AIM
Will you write out the data exactly, excluding every picture?
— start MATERIAL SHOWN —
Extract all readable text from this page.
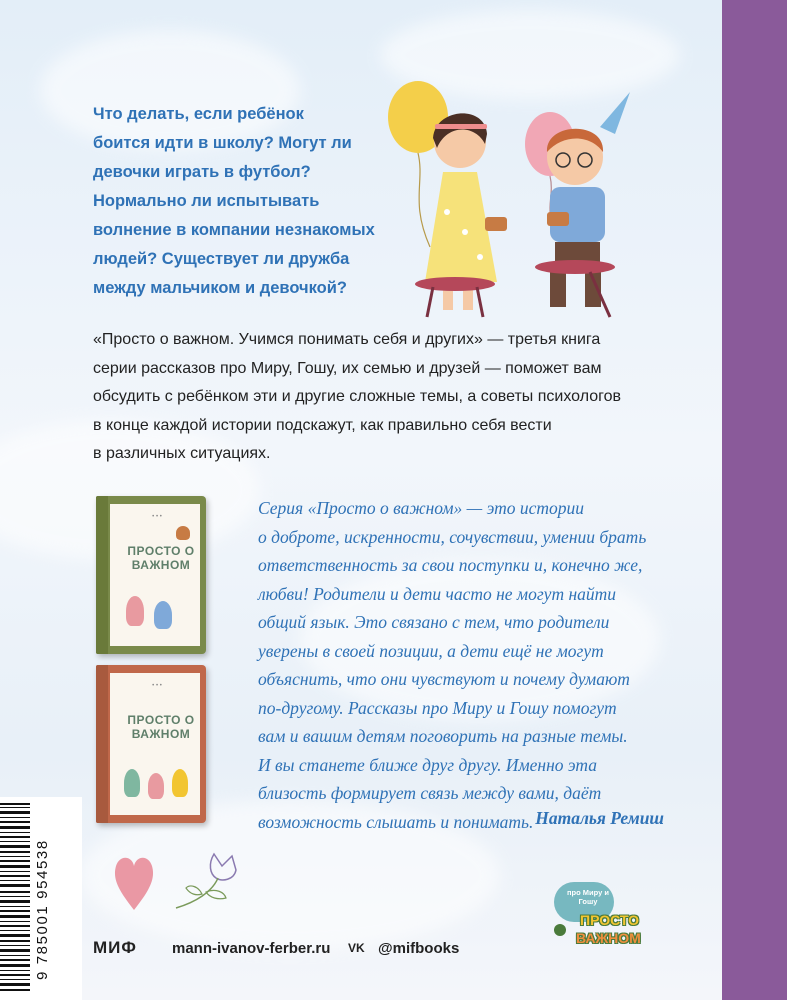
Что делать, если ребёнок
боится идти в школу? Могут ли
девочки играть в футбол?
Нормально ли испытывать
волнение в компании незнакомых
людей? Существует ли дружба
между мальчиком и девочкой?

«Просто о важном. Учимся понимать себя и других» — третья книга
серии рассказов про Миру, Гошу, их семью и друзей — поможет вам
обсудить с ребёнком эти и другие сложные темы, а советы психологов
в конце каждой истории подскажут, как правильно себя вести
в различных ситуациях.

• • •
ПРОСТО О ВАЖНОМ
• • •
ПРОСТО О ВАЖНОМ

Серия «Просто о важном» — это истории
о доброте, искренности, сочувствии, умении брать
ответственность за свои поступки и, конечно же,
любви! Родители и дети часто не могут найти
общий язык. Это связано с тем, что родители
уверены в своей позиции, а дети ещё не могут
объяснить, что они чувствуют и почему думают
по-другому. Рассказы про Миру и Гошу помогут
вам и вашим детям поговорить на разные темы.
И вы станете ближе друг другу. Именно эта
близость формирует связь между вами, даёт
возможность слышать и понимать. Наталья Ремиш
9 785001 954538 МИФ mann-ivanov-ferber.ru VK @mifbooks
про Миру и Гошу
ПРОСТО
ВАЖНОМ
— end MATERIAL SHOWN —
SOLVED PROBLEM
Extract all readable text from this page.
Что делать, если ребёнок
боится идти в школу? Могут ли
девочки играть в футбол?
Нормально ли испытывать
волнение в компании незнакомых
людей? Существует ли дружба
между мальчиком и девочкой?

«Просто о важном. Учимся понимать себя и других» — третья книга
серии рассказов про Миру, Гошу, их семью и друзей — поможет вам
обсудить с ребёнком эти и другие сложные темы, а советы психологов
в конце каждой истории подскажут, как правильно себя вести
в различных ситуациях.

• • •
ПРОСТО О ВАЖНОМ
• • •
ПРОСТО О ВАЖНОМ

Серия «Просто о важном» — это истории
о доброте, искренности, сочувствии, умении брать
ответственность за свои поступки и, конечно же,
любви! Родители и дети часто не могут найти
общий язык. Это связано с тем, что родители
уверены в своей позиции, а дети ещё не могут
объяснить, что они чувствуют и почему думают
по-другому. Рассказы про Миру и Гошу помогут
вам и вашим детям поговорить на разные темы.
И вы станете ближе друг другу. Именно эта
близость формирует связь между вами, даёт
возможность слышать и понимать. Наталья Ремиш
9 785001 954538 МИФ mann-ivanov-ferber.ru VK @mifbooks
про Миру и Гошу
ПРОСТО
ВАЖНОМ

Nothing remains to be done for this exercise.